:: What is being asked ::
Under this task are some entries; return every one of them exactly.

>>>>

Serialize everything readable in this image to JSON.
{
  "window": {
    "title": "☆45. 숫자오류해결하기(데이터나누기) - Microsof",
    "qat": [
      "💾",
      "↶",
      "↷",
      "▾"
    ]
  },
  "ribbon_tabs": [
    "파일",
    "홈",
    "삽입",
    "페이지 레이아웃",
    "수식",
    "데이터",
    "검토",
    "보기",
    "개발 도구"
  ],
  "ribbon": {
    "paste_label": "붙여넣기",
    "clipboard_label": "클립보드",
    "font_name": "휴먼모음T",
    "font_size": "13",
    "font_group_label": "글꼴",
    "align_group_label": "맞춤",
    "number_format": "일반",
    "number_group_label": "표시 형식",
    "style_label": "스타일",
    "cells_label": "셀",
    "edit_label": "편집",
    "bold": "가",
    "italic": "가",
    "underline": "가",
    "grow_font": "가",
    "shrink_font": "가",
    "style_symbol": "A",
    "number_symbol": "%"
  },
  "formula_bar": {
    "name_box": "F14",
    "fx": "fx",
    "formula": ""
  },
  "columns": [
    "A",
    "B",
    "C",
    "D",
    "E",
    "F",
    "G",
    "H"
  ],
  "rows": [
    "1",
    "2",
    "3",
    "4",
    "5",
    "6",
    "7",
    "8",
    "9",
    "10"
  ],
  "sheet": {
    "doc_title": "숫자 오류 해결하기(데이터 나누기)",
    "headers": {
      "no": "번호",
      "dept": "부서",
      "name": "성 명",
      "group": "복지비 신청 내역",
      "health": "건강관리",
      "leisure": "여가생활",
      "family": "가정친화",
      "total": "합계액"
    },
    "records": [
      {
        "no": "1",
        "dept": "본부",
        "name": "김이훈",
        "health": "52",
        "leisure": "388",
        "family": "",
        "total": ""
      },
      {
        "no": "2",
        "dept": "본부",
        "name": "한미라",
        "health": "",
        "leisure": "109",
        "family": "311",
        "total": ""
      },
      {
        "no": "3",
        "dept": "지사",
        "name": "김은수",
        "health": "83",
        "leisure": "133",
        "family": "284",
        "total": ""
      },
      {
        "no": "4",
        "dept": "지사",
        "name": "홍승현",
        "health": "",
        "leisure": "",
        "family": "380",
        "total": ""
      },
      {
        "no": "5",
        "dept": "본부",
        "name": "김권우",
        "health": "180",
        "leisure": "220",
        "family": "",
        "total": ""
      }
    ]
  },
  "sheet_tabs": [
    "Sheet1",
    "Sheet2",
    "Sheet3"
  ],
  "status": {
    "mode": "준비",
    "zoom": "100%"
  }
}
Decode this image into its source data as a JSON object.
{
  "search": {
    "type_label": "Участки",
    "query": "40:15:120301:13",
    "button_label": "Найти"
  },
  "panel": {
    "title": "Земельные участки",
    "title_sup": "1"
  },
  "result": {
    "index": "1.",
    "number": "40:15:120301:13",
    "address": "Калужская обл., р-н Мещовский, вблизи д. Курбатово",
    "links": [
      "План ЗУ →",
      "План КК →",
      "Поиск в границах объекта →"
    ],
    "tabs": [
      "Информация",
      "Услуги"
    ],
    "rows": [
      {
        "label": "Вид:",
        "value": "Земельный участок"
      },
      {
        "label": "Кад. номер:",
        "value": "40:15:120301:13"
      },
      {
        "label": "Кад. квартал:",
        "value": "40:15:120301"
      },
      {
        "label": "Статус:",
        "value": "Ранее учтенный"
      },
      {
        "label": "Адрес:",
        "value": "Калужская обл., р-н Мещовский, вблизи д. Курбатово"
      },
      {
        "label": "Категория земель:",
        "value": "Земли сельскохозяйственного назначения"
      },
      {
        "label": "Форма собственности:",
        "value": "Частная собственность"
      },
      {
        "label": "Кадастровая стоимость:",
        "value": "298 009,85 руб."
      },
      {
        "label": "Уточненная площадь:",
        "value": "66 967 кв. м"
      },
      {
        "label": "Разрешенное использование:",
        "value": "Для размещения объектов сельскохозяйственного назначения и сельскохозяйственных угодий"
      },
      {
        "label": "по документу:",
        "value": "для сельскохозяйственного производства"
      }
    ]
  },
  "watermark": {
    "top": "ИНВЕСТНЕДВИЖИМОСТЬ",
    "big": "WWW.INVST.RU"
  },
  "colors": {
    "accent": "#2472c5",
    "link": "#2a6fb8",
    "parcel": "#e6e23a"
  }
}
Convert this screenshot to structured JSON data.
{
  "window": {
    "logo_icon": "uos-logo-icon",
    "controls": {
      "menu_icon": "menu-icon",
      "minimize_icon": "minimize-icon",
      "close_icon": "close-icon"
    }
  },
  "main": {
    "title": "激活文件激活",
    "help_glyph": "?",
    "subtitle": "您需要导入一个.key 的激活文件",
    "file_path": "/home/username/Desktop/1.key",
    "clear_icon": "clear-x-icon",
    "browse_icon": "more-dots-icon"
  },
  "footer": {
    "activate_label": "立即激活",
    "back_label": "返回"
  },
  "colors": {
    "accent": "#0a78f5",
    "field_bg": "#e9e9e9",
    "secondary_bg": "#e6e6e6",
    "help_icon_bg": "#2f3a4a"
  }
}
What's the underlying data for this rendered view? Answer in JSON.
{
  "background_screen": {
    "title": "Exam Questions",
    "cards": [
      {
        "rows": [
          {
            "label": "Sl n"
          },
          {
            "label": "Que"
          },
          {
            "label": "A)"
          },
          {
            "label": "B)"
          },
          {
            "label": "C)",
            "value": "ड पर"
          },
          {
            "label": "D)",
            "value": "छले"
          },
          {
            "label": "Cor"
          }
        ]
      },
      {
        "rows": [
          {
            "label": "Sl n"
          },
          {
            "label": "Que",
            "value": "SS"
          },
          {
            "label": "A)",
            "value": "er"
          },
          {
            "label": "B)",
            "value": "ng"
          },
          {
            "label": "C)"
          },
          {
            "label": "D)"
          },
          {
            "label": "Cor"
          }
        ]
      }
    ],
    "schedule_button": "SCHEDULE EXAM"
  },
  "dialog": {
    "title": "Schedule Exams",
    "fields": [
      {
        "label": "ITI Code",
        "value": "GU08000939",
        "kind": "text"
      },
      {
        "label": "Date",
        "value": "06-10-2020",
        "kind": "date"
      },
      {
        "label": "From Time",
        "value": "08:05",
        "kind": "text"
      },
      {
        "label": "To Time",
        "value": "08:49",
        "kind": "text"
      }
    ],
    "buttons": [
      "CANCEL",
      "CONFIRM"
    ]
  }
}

<<<<

:: Full solution ::
Serialize everything readable in this image to JSON.
{
  "window": {
    "title": "☆45. 숫자오류해결하기(데이터나누기) - Microsof",
    "qat": [
      "💾",
      "↶",
      "↷",
      "▾"
    ]
  },
  "ribbon_tabs": [
    "파일",
    "홈",
    "삽입",
    "페이지 레이아웃",
    "수식",
    "데이터",
    "검토",
    "보기",
    "개발 도구"
  ],
  "ribbon": {
    "paste_label": "붙여넣기",
    "clipboard_label": "클립보드",
    "font_name": "휴먼모음T",
    "font_size": "13",
    "font_group_label": "글꼴",
    "align_group_label": "맞춤",
    "number_format": "일반",
    "number_group_label": "표시 형식",
    "style_label": "스타일",
    "cells_label": "셀",
    "edit_label": "편집",
    "bold": "가",
    "italic": "가",
    "underline": "가",
    "grow_font": "가",
    "shrink_font": "가",
    "style_symbol": "A",
    "number_symbol": "%"
  },
  "formula_bar": {
    "name_box": "F14",
    "fx": "fx",
    "formula": ""
  },
  "columns": [
    "A",
    "B",
    "C",
    "D",
    "E",
    "F",
    "G",
    "H"
  ],
  "rows": [
    "1",
    "2",
    "3",
    "4",
    "5",
    "6",
    "7",
    "8",
    "9",
    "10"
  ],
  "sheet": {
    "doc_title": "숫자 오류 해결하기(데이터 나누기)",
    "headers": {
      "no": "번호",
      "dept": "부서",
      "name": "성 명",
      "group": "복지비 신청 내역",
      "health": "건강관리",
      "leisure": "여가생활",
      "family": "가정친화",
      "total": "합계액"
    },
    "records": [
      {
        "no": "1",
        "dept": "본부",
        "name": "김이훈",
        "health": "52",
        "leisure": "388",
        "family": "",
        "total": ""
      },
      {
        "no": "2",
        "dept": "본부",
        "name": "한미라",
        "health": "",
        "leisure": "109",
        "family": "311",
        "total": ""
      },
      {
        "no": "3",
        "dept": "지사",
        "name": "김은수",
        "health": "83",
        "leisure": "133",
        "family": "284",
        "total": ""
      },
      {
        "no": "4",
        "dept": "지사",
        "name": "홍승현",
        "health": "",
        "leisure": "",
        "family": "380",
        "total": ""
      },
      {
        "no": "5",
        "dept": "본부",
        "name": "김권우",
        "health": "180",
        "leisure": "220",
        "family": "",
        "total": ""
      }
    ]
  },
  "sheet_tabs": [
    "Sheet1",
    "Sheet2",
    "Sheet3"
  ],
  "status": {
    "mode": "준비",
    "zoom": "100%"
  }
}
Decode this image into its source data as a JSON object.
{
  "search": {
    "type_label": "Участки",
    "query": "40:15:120301:13",
    "button_label": "Найти"
  },
  "panel": {
    "title": "Земельные участки",
    "title_sup": "1"
  },
  "result": {
    "index": "1.",
    "number": "40:15:120301:13",
    "address": "Калужская обл., р-н Мещовский, вблизи д. Курбатово",
    "links": [
      "План ЗУ →",
      "План КК →",
      "Поиск в границах объекта →"
    ],
    "tabs": [
      "Информация",
      "Услуги"
    ],
    "rows": [
      {
        "label": "Вид:",
        "value": "Земельный участок"
      },
      {
        "label": "Кад. номер:",
        "value": "40:15:120301:13"
      },
      {
        "label": "Кад. квартал:",
        "value": "40:15:120301"
      },
      {
        "label": "Статус:",
        "value": "Ранее учтенный"
      },
      {
        "label": "Адрес:",
        "value": "Калужская обл., р-н Мещовский, вблизи д. Курбатово"
      },
      {
        "label": "Категория земель:",
        "value": "Земли сельскохозяйственного назначения"
      },
      {
        "label": "Форма собственности:",
        "value": "Частная собственность"
      },
      {
        "label": "Кадастровая стоимость:",
        "value": "298 009,85 руб."
      },
      {
        "label": "Уточненная площадь:",
        "value": "66 967 кв. м"
      },
      {
        "label": "Разрешенное использование:",
        "value": "Для размещения объектов сельскохозяйственного назначения и сельскохозяйственных угодий"
      },
      {
        "label": "по документу:",
        "value": "для сельскохозяйственного производства"
      }
    ]
  },
  "watermark": {
    "top": "ИНВЕСТНЕДВИЖИМОСТЬ",
    "big": "WWW.INVST.RU"
  },
  "colors": {
    "accent": "#2472c5",
    "link": "#2a6fb8",
    "parcel": "#e6e23a"
  }
}
Convert this screenshot to structured JSON data.
{
  "window": {
    "logo_icon": "uos-logo-icon",
    "controls": {
      "menu_icon": "menu-icon",
      "minimize_icon": "minimize-icon",
      "close_icon": "close-icon"
    }
  },
  "main": {
    "title": "激活文件激活",
    "help_glyph": "?",
    "subtitle": "您需要导入一个.key 的激活文件",
    "file_path": "/home/username/Desktop/1.key",
    "clear_icon": "clear-x-icon",
    "browse_icon": "more-dots-icon"
  },
  "footer": {
    "activate_label": "立即激活",
    "back_label": "返回"
  },
  "colors": {
    "accent": "#0a78f5",
    "field_bg": "#e9e9e9",
    "secondary_bg": "#e6e6e6",
    "help_icon_bg": "#2f3a4a"
  }
}
What's the underlying data for this rendered view? Answer in JSON.
{
  "background_screen": {
    "title": "Exam Questions",
    "cards": [
      {
        "rows": [
          {
            "label": "Sl n"
          },
          {
            "label": "Que"
          },
          {
            "label": "A)"
          },
          {
            "label": "B)"
          },
          {
            "label": "C)",
            "value": "ड पर"
          },
          {
            "label": "D)",
            "value": "छले"
          },
          {
            "label": "Cor"
          }
        ]
      },
      {
        "rows": [
          {
            "label": "Sl n"
          },
          {
            "label": "Que",
            "value": "SS"
          },
          {
            "label": "A)",
            "value": "er"
          },
          {
            "label": "B)",
            "value": "ng"
          },
          {
            "label": "C)"
          },
          {
            "label": "D)"
          },
          {
            "label": "Cor"
          }
        ]
      }
    ],
    "schedule_button": "SCHEDULE EXAM"
  },
  "dialog": {
    "title": "Schedule Exams",
    "fields": [
      {
        "label": "ITI Code",
        "value": "GU08000939",
        "kind": "text"
      },
      {
        "label": "Date",
        "value": "06-10-2020",
        "kind": "date"
      },
      {
        "label": "From Time",
        "value": "08:05",
        "kind": "text"
      },
      {
        "label": "To Time",
        "value": "08:49",
        "kind": "text"
      }
    ],
    "buttons": [
      "CANCEL",
      "CONFIRM"
    ]
  }
}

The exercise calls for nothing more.